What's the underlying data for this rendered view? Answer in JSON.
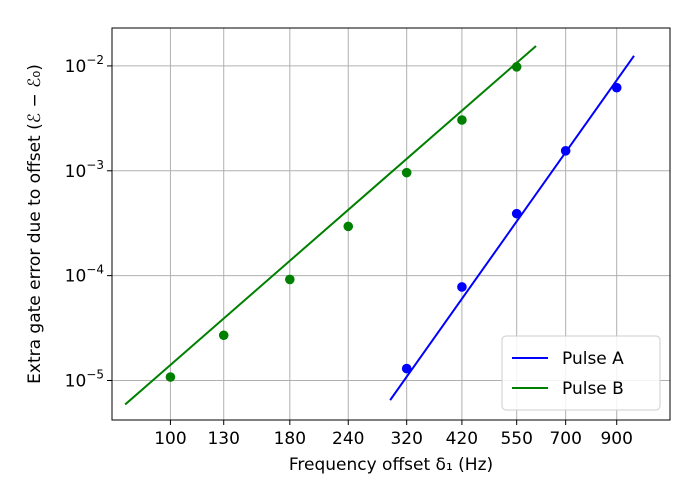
{
  "chart_data": {
    "type": "line",
    "xscale": "log",
    "yscale": "log",
    "xlabel": "Frequency offset δ₁ (Hz)",
    "ylabel": "Extra gate error due to offset (ℰ − ℰ₀)",
    "x_ticks": [
      100,
      130,
      180,
      240,
      320,
      420,
      550,
      700,
      900
    ],
    "x_tick_labels": [
      "100",
      "130",
      "180",
      "240",
      "320",
      "420",
      "550",
      "700",
      "900"
    ],
    "y_ticks": [
      1e-05,
      0.0001,
      0.001,
      0.01
    ],
    "y_tick_labels": [
      {
        "base": "10",
        "exp": "−5"
      },
      {
        "base": "10",
        "exp": "−4"
      },
      {
        "base": "10",
        "exp": "−3"
      },
      {
        "base": "10",
        "exp": "−2"
      }
    ],
    "xlim": [
      75,
      1170
    ],
    "ylim": [
      4.2e-06,
      0.023
    ],
    "grid": true,
    "legend_position": "bottom-right",
    "series": [
      {
        "name": "Pulse A",
        "color": "#0000ff",
        "points": [
          {
            "x": 320,
            "y": 1.3e-05
          },
          {
            "x": 420,
            "y": 7.8e-05
          },
          {
            "x": 550,
            "y": 0.00039
          },
          {
            "x": 700,
            "y": 0.00155
          },
          {
            "x": 900,
            "y": 0.0062
          }
        ],
        "fit_line": [
          {
            "x": 295,
            "y": 6.5e-06
          },
          {
            "x": 980,
            "y": 0.0125
          }
        ]
      },
      {
        "name": "Pulse B",
        "color": "#008000",
        "points": [
          {
            "x": 100,
            "y": 1.08e-05
          },
          {
            "x": 130,
            "y": 2.7e-05
          },
          {
            "x": 180,
            "y": 9.2e-05
          },
          {
            "x": 240,
            "y": 0.000295
          },
          {
            "x": 320,
            "y": 0.00096
          },
          {
            "x": 420,
            "y": 0.00305
          },
          {
            "x": 550,
            "y": 0.0098
          }
        ],
        "fit_line": [
          {
            "x": 80,
            "y": 5.9e-06
          },
          {
            "x": 605,
            "y": 0.0155
          }
        ]
      }
    ]
  }
}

= = = =

### Objective
Quote every record above exactly, omitting any pictures they contain.

### Exercise response
What's the underlying data for this rendered view? Answer in JSON.
{
  "chart_data": {
    "type": "line",
    "xscale": "log",
    "yscale": "log",
    "xlabel": "Frequency offset δ₁ (Hz)",
    "ylabel": "Extra gate error due to offset (ℰ − ℰ₀)",
    "x_ticks": [
      100,
      130,
      180,
      240,
      320,
      420,
      550,
      700,
      900
    ],
    "x_tick_labels": [
      "100",
      "130",
      "180",
      "240",
      "320",
      "420",
      "550",
      "700",
      "900"
    ],
    "y_ticks": [
      1e-05,
      0.0001,
      0.001,
      0.01
    ],
    "y_tick_labels": [
      {
        "base": "10",
        "exp": "−5"
      },
      {
        "base": "10",
        "exp": "−4"
      },
      {
        "base": "10",
        "exp": "−3"
      },
      {
        "base": "10",
        "exp": "−2"
      }
    ],
    "xlim": [
      75,
      1170
    ],
    "ylim": [
      4.2e-06,
      0.023
    ],
    "grid": true,
    "legend_position": "bottom-right",
    "series": [
      {
        "name": "Pulse A",
        "color": "#0000ff",
        "points": [
          {
            "x": 320,
            "y": 1.3e-05
          },
          {
            "x": 420,
            "y": 7.8e-05
          },
          {
            "x": 550,
            "y": 0.00039
          },
          {
            "x": 700,
            "y": 0.00155
          },
          {
            "x": 900,
            "y": 0.0062
          }
        ],
        "fit_line": [
          {
            "x": 295,
            "y": 6.5e-06
          },
          {
            "x": 980,
            "y": 0.0125
          }
        ]
      },
      {
        "name": "Pulse B",
        "color": "#008000",
        "points": [
          {
            "x": 100,
            "y": 1.08e-05
          },
          {
            "x": 130,
            "y": 2.7e-05
          },
          {
            "x": 180,
            "y": 9.2e-05
          },
          {
            "x": 240,
            "y": 0.000295
          },
          {
            "x": 320,
            "y": 0.00096
          },
          {
            "x": 420,
            "y": 0.00305
          },
          {
            "x": 550,
            "y": 0.0098
          }
        ],
        "fit_line": [
          {
            "x": 80,
            "y": 5.9e-06
          },
          {
            "x": 605,
            "y": 0.0155
          }
        ]
      }
    ]
  }
}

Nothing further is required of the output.